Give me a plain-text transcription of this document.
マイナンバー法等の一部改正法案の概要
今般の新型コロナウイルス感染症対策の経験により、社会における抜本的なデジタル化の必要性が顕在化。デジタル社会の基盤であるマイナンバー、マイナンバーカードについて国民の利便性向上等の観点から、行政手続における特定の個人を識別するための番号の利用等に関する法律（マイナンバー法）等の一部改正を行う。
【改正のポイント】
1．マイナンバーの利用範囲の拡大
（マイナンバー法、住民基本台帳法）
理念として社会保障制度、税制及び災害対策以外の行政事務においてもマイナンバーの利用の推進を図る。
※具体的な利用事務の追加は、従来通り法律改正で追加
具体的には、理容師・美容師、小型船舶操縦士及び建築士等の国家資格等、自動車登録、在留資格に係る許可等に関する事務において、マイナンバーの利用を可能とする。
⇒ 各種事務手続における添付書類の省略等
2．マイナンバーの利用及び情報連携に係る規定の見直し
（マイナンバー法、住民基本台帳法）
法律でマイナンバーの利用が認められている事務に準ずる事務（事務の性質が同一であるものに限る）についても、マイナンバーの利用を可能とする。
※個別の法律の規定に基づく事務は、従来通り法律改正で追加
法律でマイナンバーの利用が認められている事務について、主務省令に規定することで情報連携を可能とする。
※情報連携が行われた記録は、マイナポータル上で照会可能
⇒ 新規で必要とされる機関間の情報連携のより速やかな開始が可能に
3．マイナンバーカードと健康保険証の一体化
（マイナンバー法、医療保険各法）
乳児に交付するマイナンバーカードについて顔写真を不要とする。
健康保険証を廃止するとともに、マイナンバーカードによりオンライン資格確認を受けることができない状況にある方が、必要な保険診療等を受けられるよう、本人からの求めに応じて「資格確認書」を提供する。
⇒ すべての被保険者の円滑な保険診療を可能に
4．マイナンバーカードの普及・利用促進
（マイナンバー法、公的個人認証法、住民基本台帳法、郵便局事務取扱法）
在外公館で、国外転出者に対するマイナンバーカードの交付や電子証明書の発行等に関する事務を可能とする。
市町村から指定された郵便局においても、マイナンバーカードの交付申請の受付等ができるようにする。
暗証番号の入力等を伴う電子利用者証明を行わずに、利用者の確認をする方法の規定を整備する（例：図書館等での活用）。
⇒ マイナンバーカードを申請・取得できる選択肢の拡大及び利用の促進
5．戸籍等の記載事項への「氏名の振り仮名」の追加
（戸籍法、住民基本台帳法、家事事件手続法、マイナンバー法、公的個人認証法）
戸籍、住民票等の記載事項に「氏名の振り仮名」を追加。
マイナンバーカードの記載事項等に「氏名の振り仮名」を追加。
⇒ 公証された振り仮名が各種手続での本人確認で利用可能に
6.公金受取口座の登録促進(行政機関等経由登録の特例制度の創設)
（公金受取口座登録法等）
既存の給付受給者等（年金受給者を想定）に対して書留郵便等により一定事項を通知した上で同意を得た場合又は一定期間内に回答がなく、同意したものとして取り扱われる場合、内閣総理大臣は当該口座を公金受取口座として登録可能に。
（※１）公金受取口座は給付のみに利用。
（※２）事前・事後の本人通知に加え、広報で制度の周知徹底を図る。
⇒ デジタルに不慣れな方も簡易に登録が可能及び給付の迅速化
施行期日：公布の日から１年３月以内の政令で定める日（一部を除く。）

☆ ☆ ☆ ☆ ☆ ☆ ☆

_What is asked_
From the data above, extract every line in its exact form.

_Written answer_
Give me a plain-text transcription of this document.
マイナンバー法等の一部改正法案の概要
今般の新型コロナウイルス感染症対策の経験により、社会における抜本的なデジタル化の必要性が顕在化。デジタル社会の基盤であるマイナンバー、マイナンバーカードについて国民の利便性向上等の観点から、行政手続における特定の個人を識別するための番号の利用等に関する法律（マイナンバー法）等の一部改正を行う。
【改正のポイント】
1．マイナンバーの利用範囲の拡大
（マイナンバー法、住民基本台帳法）
理念として社会保障制度、税制及び災害対策以外の行政事務においてもマイナンバーの利用の推進を図る。
※具体的な利用事務の追加は、従来通り法律改正で追加
具体的には、理容師・美容師、小型船舶操縦士及び建築士等の国家資格等、自動車登録、在留資格に係る許可等に関する事務において、マイナンバーの利用を可能とする。
⇒ 各種事務手続における添付書類の省略等
2．マイナンバーの利用及び情報連携に係る規定の見直し
（マイナンバー法、住民基本台帳法）
法律でマイナンバーの利用が認められている事務に準ずる事務（事務の性質が同一であるものに限る）についても、マイナンバーの利用を可能とする。
※個別の法律の規定に基づく事務は、従来通り法律改正で追加
法律でマイナンバーの利用が認められている事務について、主務省令に規定することで情報連携を可能とする。
※情報連携が行われた記録は、マイナポータル上で照会可能
⇒ 新規で必要とされる機関間の情報連携のより速やかな開始が可能に
3．マイナンバーカードと健康保険証の一体化
（マイナンバー法、医療保険各法）
乳児に交付するマイナンバーカードについて顔写真を不要とする。
健康保険証を廃止するとともに、マイナンバーカードによりオンライン資格確認を受けることができない状況にある方が、必要な保険診療等を受けられるよう、本人からの求めに応じて「資格確認書」を提供する。
⇒ すべての被保険者の円滑な保険診療を可能に
4．マイナンバーカードの普及・利用促進
（マイナンバー法、公的個人認証法、住民基本台帳法、郵便局事務取扱法）
在外公館で、国外転出者に対するマイナンバーカードの交付や電子証明書の発行等に関する事務を可能とする。
市町村から指定された郵便局においても、マイナンバーカードの交付申請の受付等ができるようにする。
暗証番号の入力等を伴う電子利用者証明を行わずに、利用者の確認をする方法の規定を整備する（例：図書館等での活用）。
⇒ マイナンバーカードを申請・取得できる選択肢の拡大及び利用の促進
5．戸籍等の記載事項への「氏名の振り仮名」の追加
（戸籍法、住民基本台帳法、家事事件手続法、マイナンバー法、公的個人認証法）
戸籍、住民票等の記載事項に「氏名の振り仮名」を追加。
マイナンバーカードの記載事項等に「氏名の振り仮名」を追加。
⇒ 公証された振り仮名が各種手続での本人確認で利用可能に
6.公金受取口座の登録促進(行政機関等経由登録の特例制度の創設)
（公金受取口座登録法等）
既存の給付受給者等（年金受給者を想定）に対して書留郵便等により一定事項を通知した上で同意を得た場合又は一定期間内に回答がなく、同意したものとして取り扱われる場合、内閣総理大臣は当該口座を公金受取口座として登録可能に。
（※１）公金受取口座は給付のみに利用。
（※２）事前・事後の本人通知に加え、広報で制度の周知徹底を図る。
⇒ デジタルに不慣れな方も簡易に登録が可能及び給付の迅速化
施行期日：公布の日から１年３月以内の政令で定める日（一部を除く。）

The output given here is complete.